Which of the lines below contain the string "substrate", where uppercase and lowercase count as different? Show every such line, copied in full.

» **Data section**
......
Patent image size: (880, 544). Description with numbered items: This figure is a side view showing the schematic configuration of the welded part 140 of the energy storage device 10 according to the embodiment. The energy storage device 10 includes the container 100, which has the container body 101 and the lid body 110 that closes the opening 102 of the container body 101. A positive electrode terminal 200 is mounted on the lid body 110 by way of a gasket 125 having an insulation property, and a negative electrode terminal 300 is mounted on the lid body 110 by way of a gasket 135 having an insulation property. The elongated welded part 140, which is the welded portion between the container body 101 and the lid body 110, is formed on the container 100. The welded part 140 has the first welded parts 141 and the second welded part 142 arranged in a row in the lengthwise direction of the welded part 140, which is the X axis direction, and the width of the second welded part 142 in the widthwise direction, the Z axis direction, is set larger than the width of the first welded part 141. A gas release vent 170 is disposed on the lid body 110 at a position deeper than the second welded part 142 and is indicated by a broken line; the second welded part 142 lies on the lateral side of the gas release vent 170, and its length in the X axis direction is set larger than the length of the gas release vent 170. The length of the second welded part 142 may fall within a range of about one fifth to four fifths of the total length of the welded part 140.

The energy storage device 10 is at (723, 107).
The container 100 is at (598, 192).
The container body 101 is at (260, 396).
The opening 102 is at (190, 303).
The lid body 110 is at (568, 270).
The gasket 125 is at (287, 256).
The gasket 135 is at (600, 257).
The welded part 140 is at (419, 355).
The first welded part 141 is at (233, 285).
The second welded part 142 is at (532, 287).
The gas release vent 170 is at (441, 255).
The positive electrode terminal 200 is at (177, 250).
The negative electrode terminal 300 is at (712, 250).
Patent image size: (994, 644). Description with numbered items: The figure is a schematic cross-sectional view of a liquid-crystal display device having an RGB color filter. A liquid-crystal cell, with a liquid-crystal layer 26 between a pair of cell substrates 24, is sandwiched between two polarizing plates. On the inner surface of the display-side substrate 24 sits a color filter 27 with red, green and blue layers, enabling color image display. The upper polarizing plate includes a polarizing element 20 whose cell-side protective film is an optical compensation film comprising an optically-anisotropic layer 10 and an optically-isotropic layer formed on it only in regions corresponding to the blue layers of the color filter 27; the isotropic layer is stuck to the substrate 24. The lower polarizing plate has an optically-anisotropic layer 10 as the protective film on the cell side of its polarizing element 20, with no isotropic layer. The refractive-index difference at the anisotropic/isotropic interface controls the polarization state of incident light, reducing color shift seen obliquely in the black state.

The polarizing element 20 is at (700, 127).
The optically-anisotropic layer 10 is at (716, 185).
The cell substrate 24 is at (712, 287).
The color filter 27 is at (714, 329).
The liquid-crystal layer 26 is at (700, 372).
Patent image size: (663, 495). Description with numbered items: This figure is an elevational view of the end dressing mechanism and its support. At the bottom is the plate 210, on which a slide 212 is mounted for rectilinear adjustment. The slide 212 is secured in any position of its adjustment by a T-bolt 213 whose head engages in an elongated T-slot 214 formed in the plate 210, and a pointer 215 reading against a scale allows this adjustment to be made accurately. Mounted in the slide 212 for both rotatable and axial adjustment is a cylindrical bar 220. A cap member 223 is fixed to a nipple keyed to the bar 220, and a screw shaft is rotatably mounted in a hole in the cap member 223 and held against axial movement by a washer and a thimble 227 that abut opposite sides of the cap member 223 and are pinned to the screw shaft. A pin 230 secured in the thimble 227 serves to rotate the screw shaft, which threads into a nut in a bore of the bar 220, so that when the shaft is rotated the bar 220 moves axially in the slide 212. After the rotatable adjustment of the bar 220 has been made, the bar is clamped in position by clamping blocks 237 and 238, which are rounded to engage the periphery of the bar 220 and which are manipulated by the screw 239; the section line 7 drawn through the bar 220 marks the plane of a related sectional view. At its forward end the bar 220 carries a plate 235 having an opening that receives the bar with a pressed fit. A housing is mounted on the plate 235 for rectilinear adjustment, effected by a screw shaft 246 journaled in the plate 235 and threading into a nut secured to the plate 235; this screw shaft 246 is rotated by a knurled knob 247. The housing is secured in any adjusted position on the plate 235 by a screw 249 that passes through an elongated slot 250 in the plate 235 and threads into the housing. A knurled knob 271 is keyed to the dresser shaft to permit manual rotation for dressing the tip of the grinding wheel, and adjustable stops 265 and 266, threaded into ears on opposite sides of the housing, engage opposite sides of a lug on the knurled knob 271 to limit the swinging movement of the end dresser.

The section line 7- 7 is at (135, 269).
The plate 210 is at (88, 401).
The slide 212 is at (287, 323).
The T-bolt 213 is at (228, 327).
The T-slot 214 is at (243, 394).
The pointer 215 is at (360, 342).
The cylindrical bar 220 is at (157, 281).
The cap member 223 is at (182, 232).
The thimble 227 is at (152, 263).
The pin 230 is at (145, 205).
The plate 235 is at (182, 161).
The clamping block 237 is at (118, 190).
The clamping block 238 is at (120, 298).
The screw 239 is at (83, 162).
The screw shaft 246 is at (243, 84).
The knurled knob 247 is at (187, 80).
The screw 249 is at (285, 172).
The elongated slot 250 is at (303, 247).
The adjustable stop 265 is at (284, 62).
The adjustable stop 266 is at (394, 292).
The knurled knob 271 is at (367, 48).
......
» **Task answer**
Patent image size: (994, 644). Description with numbered items: The figure is a schematic cross-sectional view of a liquid-crystal display device having an RGB color filter. A liquid-crystal cell, with a liquid-crystal layer 26 between a pair of cell substrates 24, is sandwiched between two polarizing plates. On the inner surface of the display-side substrate 24 sits a color filter 27 with red, green and blue layers, enabling color image display. The upper polarizing plate includes a polarizing element 20 whose cell-side protective film is an optical compensation film comprising an optically-anisotropic layer 10 and an optically-isotropic layer formed on it only in regions corresponding to the blue layers of the color filter 27; the isotropic layer is stuck to the substrate 24. The lower polarizing plate has an optically-anisotropic layer 10 as the protective film on the cell side of its polarizing element 20, with no isotropic layer. The refractive-index difference at the anisotropic/isotropic interface controls the polarization state of incident light, reducing color shift seen obliquely in the black state.
The cell substrate 24 is at (712, 287).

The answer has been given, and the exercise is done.